----- Testo di origine

Vorrei fare tre proposte per tale educazione:
1. Nella crisi dell'antropocentrismo, di un mondo umano
fattosi tutto da sé, dobbiamo oggi scoprire e ancora scoprire il
significato della creazione, anche se si dovesse nuovamente destare la
sensazione che la liturgia investe il cosmo, che la liturgia cristiana
è una liturgia cosmica, una preghiera corale e un canto corale con
tutto ciò che c'è "in cielo, in terra e sotto terra" (Fil
2, 10), ma corale anche nell'inno di lode del sole e delle stelle. Anche
nella costruzione delle chiese si dovrebbe perciò riflettere nuovamente
che la loro erezione non corrisponda soltanto alla funzionalità
planetaria dell'uomo, ma tener presente che questi edifici sacri si trovano
nel cosmo e invitano il sole a essere un segno della lode di Dio e un segno
del mistero di Cristo per la comunità riunita. Una riscoperta dell'inorientamento
mi pare desiderabile per il recupero di una religiosità che accolga
in sé anche le dimensioni della creazione.
2. Nella tradizione, Oriente e immagine della croce, e
quindi orientamento cosmico e storico salvifico della devozione, erano
amalgamati; nell'immagine della croce era a sua volta espressa secondo
un'interpretazione forse dapprima puramente escatologica il memoriale della
Passione, la fede nella resurrezione e la speranza della parusia, e quindi
tutta la tensione del concetto cristiano del tempo, per cui il tempo degli
astri è trasformato nel tempo dell'uomo e nel tempo di Dio, nel
tempo che non è Dio, ma che Dio ha per noi. Lo sguardo alla croce
compendia in sé, in qualche modo, anche la teologia dell'icona,
che è una teologia dell'incarnazione e della trasfigurazione; di
fronte all'assenza di immagini dell'Antico Testamento (e dell'Islam) il
Nuovo Testamento mette in evidenza la novità nell'immagine di Dio,
verificatasi nell'incarnazione del Figlio: Dio va incontro ai nostri sensi. Egli
è rappresentabile nell'uomo che è suo Figlio 3.

----------

• [Istruzioni dell'esercizio] Spiega in una o due frasi perché, secondo il testo sulla liturgia, nella costruzione delle chiese si dovrebbe riflettere nuovamente. Il materiale proviene da una fonte diversa dal testo.

----- Voci elencate

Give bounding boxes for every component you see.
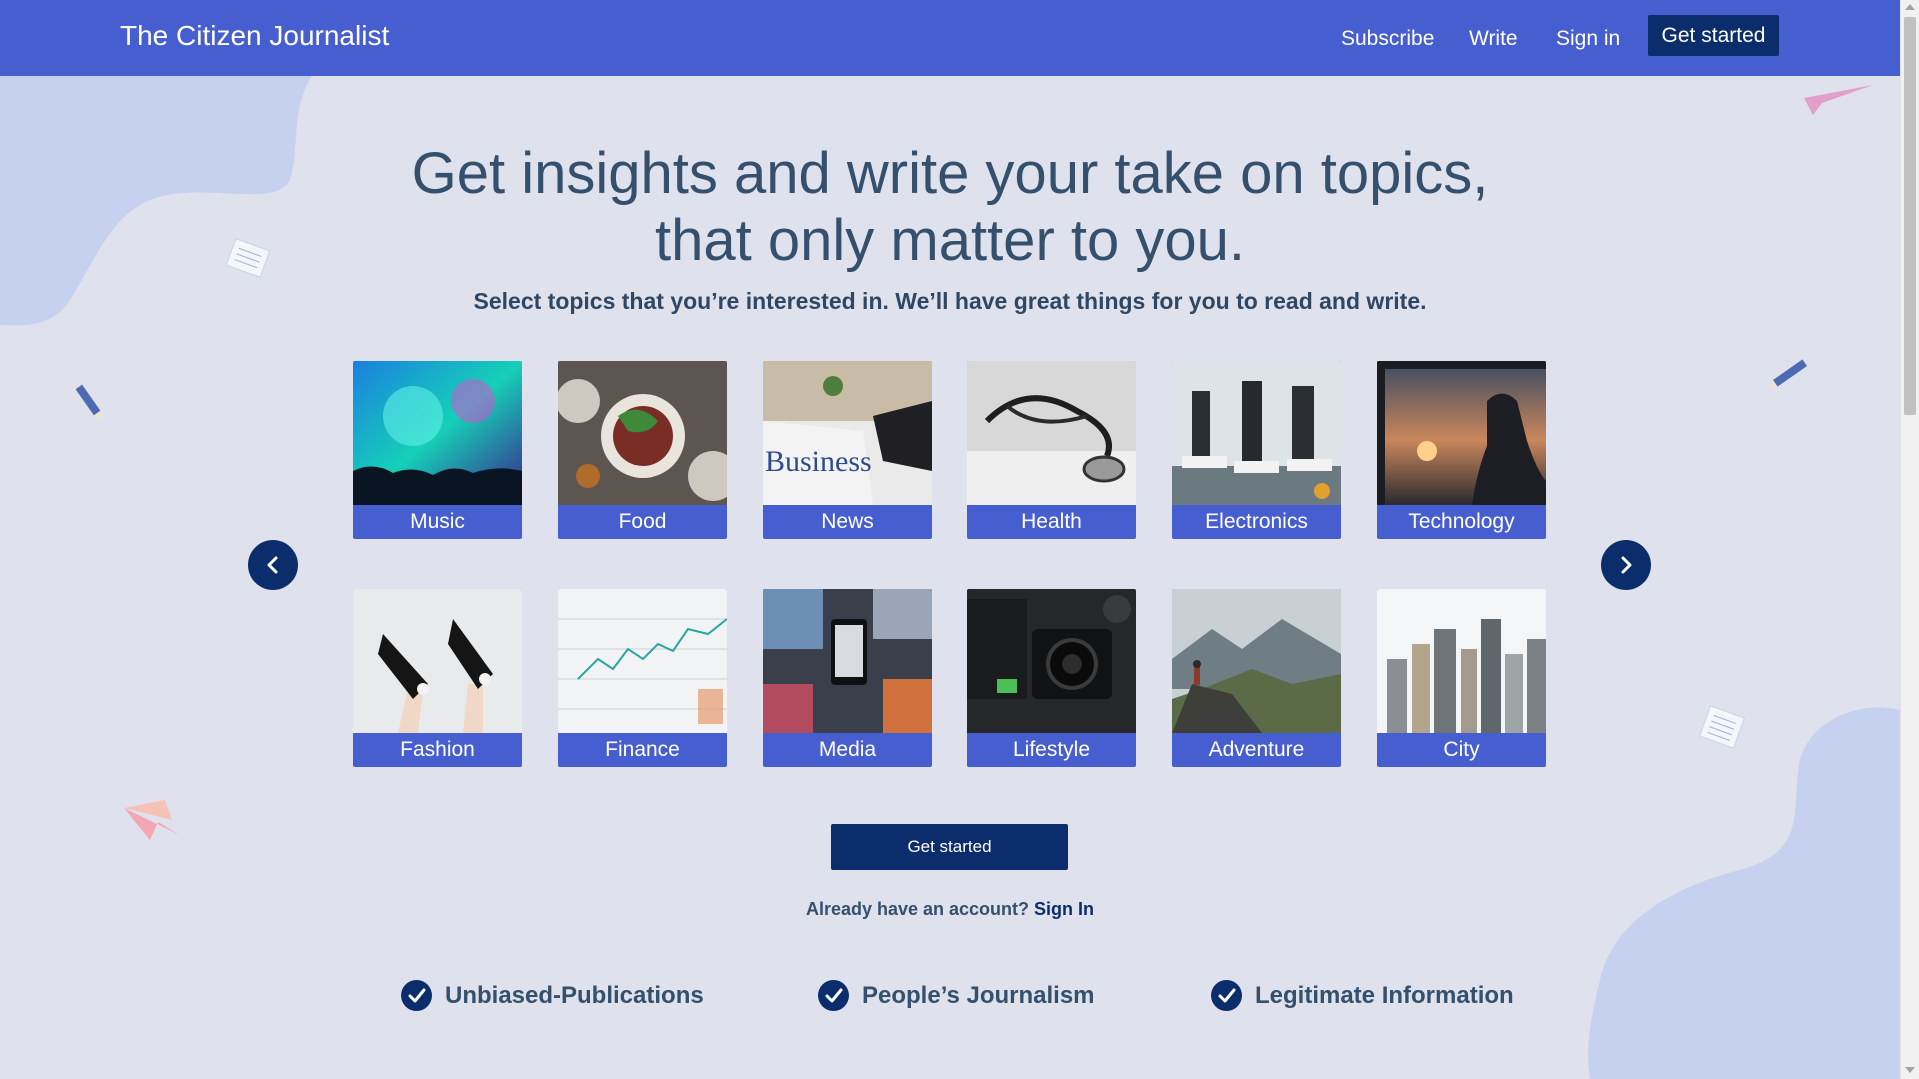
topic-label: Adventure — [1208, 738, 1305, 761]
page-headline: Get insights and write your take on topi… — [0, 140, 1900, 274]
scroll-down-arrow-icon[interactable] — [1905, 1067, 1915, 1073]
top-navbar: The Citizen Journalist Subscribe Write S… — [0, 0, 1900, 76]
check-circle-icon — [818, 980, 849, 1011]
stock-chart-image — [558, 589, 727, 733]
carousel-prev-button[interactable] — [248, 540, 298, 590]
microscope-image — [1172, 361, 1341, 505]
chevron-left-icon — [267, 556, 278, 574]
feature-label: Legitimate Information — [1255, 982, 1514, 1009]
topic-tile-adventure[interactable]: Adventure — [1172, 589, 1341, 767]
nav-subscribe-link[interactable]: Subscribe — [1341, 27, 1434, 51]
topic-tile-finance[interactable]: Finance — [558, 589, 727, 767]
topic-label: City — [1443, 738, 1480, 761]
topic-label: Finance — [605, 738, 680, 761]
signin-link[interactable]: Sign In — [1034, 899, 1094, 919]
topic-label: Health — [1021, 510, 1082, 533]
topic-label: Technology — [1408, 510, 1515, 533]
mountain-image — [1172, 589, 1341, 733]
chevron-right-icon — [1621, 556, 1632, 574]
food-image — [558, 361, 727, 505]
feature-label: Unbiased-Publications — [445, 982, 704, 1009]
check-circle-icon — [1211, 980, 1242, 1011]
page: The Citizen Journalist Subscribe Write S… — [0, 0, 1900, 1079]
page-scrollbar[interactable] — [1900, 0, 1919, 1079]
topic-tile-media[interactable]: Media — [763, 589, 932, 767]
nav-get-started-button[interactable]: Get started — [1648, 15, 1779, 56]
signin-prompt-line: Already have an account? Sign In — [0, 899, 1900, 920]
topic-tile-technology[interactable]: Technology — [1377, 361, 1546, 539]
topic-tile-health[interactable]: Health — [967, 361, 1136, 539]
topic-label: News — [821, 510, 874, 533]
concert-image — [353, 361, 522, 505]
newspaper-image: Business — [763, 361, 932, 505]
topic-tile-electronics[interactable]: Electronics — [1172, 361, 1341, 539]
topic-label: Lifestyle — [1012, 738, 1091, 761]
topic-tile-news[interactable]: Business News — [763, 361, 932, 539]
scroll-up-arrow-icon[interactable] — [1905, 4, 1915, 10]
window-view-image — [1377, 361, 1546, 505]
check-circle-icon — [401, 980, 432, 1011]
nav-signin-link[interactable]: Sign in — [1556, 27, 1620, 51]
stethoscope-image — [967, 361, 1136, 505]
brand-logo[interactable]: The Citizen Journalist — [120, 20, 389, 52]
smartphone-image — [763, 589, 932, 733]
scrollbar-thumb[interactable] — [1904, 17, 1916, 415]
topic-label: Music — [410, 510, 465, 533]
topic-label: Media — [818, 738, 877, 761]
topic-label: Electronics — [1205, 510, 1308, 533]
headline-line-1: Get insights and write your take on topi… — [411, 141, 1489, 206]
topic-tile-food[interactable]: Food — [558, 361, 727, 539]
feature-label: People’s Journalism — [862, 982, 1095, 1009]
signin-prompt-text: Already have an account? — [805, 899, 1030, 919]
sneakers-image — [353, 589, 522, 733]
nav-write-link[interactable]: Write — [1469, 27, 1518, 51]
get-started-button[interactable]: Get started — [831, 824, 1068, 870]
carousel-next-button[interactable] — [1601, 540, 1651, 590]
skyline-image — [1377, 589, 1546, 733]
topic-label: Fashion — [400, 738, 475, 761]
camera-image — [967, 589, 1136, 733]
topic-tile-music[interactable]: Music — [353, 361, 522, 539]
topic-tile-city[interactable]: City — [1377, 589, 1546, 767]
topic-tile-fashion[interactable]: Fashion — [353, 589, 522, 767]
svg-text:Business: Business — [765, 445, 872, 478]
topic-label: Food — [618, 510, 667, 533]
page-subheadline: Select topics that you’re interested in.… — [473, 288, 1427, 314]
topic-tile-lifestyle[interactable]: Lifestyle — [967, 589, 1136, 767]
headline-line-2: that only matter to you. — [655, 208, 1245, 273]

----------
----- Voci elencate

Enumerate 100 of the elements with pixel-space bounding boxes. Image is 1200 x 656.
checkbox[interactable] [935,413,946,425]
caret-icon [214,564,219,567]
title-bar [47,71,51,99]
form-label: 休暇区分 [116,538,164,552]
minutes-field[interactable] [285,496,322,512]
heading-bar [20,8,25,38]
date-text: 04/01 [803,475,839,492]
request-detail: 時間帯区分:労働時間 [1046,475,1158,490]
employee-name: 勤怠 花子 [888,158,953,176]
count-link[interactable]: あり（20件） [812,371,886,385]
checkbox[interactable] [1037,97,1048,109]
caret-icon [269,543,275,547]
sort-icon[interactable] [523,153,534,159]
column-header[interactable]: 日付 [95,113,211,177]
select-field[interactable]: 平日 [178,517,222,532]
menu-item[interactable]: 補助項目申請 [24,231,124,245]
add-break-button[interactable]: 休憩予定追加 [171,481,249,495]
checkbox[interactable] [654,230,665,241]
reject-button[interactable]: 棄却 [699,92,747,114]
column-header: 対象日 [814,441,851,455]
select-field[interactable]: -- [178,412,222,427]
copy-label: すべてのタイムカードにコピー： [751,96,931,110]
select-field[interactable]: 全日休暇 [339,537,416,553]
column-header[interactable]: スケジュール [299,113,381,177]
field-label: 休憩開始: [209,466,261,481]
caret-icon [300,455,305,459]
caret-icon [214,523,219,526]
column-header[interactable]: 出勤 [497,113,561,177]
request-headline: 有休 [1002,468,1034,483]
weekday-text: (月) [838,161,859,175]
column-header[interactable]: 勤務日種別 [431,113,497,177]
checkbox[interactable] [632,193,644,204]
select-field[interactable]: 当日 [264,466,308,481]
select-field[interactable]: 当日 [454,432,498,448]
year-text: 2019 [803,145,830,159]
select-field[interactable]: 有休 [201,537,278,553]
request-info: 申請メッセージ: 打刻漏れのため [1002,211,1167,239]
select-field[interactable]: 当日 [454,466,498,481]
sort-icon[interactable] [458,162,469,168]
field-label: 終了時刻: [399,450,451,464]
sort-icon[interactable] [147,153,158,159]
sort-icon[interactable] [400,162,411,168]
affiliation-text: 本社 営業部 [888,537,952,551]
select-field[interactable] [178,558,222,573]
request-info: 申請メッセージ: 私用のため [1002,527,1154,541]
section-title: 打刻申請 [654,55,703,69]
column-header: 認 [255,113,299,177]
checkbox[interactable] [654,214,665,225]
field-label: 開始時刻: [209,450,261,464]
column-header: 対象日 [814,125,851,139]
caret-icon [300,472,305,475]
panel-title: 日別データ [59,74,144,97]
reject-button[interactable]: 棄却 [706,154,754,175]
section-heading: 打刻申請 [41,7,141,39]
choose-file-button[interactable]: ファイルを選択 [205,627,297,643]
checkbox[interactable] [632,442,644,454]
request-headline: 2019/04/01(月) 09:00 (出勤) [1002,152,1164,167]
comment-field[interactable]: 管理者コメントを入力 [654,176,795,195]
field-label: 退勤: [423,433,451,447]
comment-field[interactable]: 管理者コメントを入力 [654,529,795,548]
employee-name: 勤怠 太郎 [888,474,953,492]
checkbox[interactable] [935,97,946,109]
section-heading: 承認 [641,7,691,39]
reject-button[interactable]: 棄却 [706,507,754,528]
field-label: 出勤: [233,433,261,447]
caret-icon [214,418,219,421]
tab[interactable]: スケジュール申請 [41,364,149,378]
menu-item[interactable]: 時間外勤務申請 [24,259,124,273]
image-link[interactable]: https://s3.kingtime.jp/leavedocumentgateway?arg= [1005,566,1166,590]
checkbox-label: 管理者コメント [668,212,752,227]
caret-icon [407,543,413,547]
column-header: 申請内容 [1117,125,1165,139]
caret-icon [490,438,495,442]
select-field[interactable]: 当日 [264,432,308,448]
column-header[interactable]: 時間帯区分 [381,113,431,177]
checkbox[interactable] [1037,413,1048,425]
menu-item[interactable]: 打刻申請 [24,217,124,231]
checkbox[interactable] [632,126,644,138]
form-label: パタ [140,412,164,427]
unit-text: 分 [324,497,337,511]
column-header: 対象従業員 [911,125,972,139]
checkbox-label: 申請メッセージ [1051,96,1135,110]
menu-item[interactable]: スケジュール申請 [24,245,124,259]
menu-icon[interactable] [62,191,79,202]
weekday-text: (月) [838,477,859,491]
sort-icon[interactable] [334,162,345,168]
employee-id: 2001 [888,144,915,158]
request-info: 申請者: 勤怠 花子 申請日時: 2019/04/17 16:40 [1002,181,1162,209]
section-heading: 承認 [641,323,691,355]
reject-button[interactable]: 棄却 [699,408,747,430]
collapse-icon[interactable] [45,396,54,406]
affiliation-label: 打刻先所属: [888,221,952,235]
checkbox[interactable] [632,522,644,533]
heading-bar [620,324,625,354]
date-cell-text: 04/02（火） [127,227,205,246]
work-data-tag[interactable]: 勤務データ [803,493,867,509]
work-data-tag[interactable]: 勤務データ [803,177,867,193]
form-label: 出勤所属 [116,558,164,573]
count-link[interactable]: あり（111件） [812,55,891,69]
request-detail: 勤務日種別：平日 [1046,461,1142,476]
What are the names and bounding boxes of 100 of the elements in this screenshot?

----------

• [La risposta] La liturgia cristiana investe il cosmo: è una liturgia cosmica, una preghiera e un canto corali con tutto ciò che c'è in cielo, in terra e sotto terra, e anche con il sole e le stelle. Per questo le chiese non devono rispondere solo alla funzionalità planetaria dell'uomo: sono edifici sacri che si trovano nel cosmo e invitano il sole a essere segno della lode di Dio e del mistero di Cristo per la comunità riunita.